## Instruction
Write out each line exactly as it stands, please.

╔══

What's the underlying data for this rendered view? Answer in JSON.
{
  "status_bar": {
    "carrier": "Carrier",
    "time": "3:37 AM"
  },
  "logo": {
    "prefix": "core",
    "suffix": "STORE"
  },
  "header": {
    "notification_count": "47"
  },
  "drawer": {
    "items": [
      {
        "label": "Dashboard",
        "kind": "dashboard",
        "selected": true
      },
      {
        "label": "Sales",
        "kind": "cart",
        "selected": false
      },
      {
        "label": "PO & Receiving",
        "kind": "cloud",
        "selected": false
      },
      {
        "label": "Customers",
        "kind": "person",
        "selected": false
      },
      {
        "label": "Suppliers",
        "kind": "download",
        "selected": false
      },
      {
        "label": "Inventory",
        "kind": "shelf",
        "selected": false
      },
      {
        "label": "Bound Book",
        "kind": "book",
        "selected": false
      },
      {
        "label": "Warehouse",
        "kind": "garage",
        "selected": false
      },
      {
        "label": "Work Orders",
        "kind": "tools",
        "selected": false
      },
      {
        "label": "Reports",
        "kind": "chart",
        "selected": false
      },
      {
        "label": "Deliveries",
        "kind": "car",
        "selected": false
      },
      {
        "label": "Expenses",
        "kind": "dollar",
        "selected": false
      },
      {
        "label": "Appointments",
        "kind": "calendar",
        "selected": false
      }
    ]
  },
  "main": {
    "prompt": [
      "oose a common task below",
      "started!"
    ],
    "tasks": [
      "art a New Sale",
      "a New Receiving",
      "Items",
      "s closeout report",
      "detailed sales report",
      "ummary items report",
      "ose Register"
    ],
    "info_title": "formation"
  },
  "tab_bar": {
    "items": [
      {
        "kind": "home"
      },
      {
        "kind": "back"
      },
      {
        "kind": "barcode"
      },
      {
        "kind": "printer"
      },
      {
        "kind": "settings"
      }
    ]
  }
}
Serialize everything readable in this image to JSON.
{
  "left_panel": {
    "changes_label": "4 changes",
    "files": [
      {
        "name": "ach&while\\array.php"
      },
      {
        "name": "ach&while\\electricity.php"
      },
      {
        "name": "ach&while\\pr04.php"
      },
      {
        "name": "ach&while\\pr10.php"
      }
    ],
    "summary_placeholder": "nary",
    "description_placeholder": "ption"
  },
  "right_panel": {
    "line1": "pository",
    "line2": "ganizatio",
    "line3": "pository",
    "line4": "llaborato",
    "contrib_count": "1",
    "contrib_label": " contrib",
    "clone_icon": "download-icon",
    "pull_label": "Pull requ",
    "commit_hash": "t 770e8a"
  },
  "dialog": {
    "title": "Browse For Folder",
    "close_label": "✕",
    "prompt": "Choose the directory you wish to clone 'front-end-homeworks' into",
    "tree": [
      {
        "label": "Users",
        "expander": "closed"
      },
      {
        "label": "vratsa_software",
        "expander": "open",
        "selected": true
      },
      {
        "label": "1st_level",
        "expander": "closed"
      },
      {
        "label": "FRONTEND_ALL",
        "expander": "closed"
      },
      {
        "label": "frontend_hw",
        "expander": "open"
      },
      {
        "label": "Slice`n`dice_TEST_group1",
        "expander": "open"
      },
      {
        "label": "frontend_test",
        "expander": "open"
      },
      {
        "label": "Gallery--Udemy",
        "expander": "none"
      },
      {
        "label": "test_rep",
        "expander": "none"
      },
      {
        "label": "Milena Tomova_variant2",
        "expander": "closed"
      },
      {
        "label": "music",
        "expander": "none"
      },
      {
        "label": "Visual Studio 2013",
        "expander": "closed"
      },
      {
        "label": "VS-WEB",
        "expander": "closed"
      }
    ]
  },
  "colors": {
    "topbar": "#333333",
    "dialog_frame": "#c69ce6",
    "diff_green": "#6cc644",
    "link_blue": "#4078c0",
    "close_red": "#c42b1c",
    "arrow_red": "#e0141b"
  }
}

╚══

## Task solution
What's the underlying data for this rendered view? Answer in JSON.
{
  "status_bar": {
    "carrier": "Carrier",
    "time": "3:37 AM"
  },
  "logo": {
    "prefix": "core",
    "suffix": "STORE"
  },
  "header": {
    "notification_count": "47"
  },
  "drawer": {
    "items": [
      {
        "label": "Dashboard",
        "kind": "dashboard",
        "selected": true
      },
      {
        "label": "Sales",
        "kind": "cart",
        "selected": false
      },
      {
        "label": "PO & Receiving",
        "kind": "cloud",
        "selected": false
      },
      {
        "label": "Customers",
        "kind": "person",
        "selected": false
      },
      {
        "label": "Suppliers",
        "kind": "download",
        "selected": false
      },
      {
        "label": "Inventory",
        "kind": "shelf",
        "selected": false
      },
      {
        "label": "Bound Book",
        "kind": "book",
        "selected": false
      },
      {
        "label": "Warehouse",
        "kind": "garage",
        "selected": false
      },
      {
        "label": "Work Orders",
        "kind": "tools",
        "selected": false
      },
      {
        "label": "Reports",
        "kind": "chart",
        "selected": false
      },
      {
        "label": "Deliveries",
        "kind": "car",
        "selected": false
      },
      {
        "label": "Expenses",
        "kind": "dollar",
        "selected": false
      },
      {
        "label": "Appointments",
        "kind": "calendar",
        "selected": false
      }
    ]
  },
  "main": {
    "prompt": [
      "oose a common task below",
      "started!"
    ],
    "tasks": [
      "art a New Sale",
      "a New Receiving",
      "Items",
      "s closeout report",
      "detailed sales report",
      "ummary items report",
      "ose Register"
    ],
    "info_title": "formation"
  },
  "tab_bar": {
    "items": [
      {
        "kind": "home"
      },
      {
        "kind": "back"
      },
      {
        "kind": "barcode"
      },
      {
        "kind": "printer"
      },
      {
        "kind": "settings"
      }
    ]
  }
}
Serialize everything readable in this image to JSON.
{
  "left_panel": {
    "changes_label": "4 changes",
    "files": [
      {
        "name": "ach&while\\array.php"
      },
      {
        "name": "ach&while\\electricity.php"
      },
      {
        "name": "ach&while\\pr04.php"
      },
      {
        "name": "ach&while\\pr10.php"
      }
    ],
    "summary_placeholder": "nary",
    "description_placeholder": "ption"
  },
  "right_panel": {
    "line1": "pository",
    "line2": "ganizatio",
    "line3": "pository",
    "line4": "llaborato",
    "contrib_count": "1",
    "contrib_label": " contrib",
    "clone_icon": "download-icon",
    "pull_label": "Pull requ",
    "commit_hash": "t 770e8a"
  },
  "dialog": {
    "title": "Browse For Folder",
    "close_label": "✕",
    "prompt": "Choose the directory you wish to clone 'front-end-homeworks' into",
    "tree": [
      {
        "label": "Users",
        "expander": "closed"
      },
      {
        "label": "vratsa_software",
        "expander": "open",
        "selected": true
      },
      {
        "label": "1st_level",
        "expander": "closed"
      },
      {
        "label": "FRONTEND_ALL",
        "expander": "closed"
      },
      {
        "label": "frontend_hw",
        "expander": "open"
      },
      {
        "label": "Slice`n`dice_TEST_group1",
        "expander": "open"
      },
      {
        "label": "frontend_test",
        "expander": "open"
      },
      {
        "label": "Gallery--Udemy",
        "expander": "none"
      },
      {
        "label": "test_rep",
        "expander": "none"
      },
      {
        "label": "Milena Tomova_variant2",
        "expander": "closed"
      },
      {
        "label": "music",
        "expander": "none"
      },
      {
        "label": "Visual Studio 2013",
        "expander": "closed"
      },
      {
        "label": "VS-WEB",
        "expander": "closed"
      }
    ]
  },
  "colors": {
    "topbar": "#333333",
    "dialog_frame": "#c69ce6",
    "diff_green": "#6cc644",
    "link_blue": "#4078c0",
    "close_red": "#c42b1c",
    "arrow_red": "#e0141b"
  }
}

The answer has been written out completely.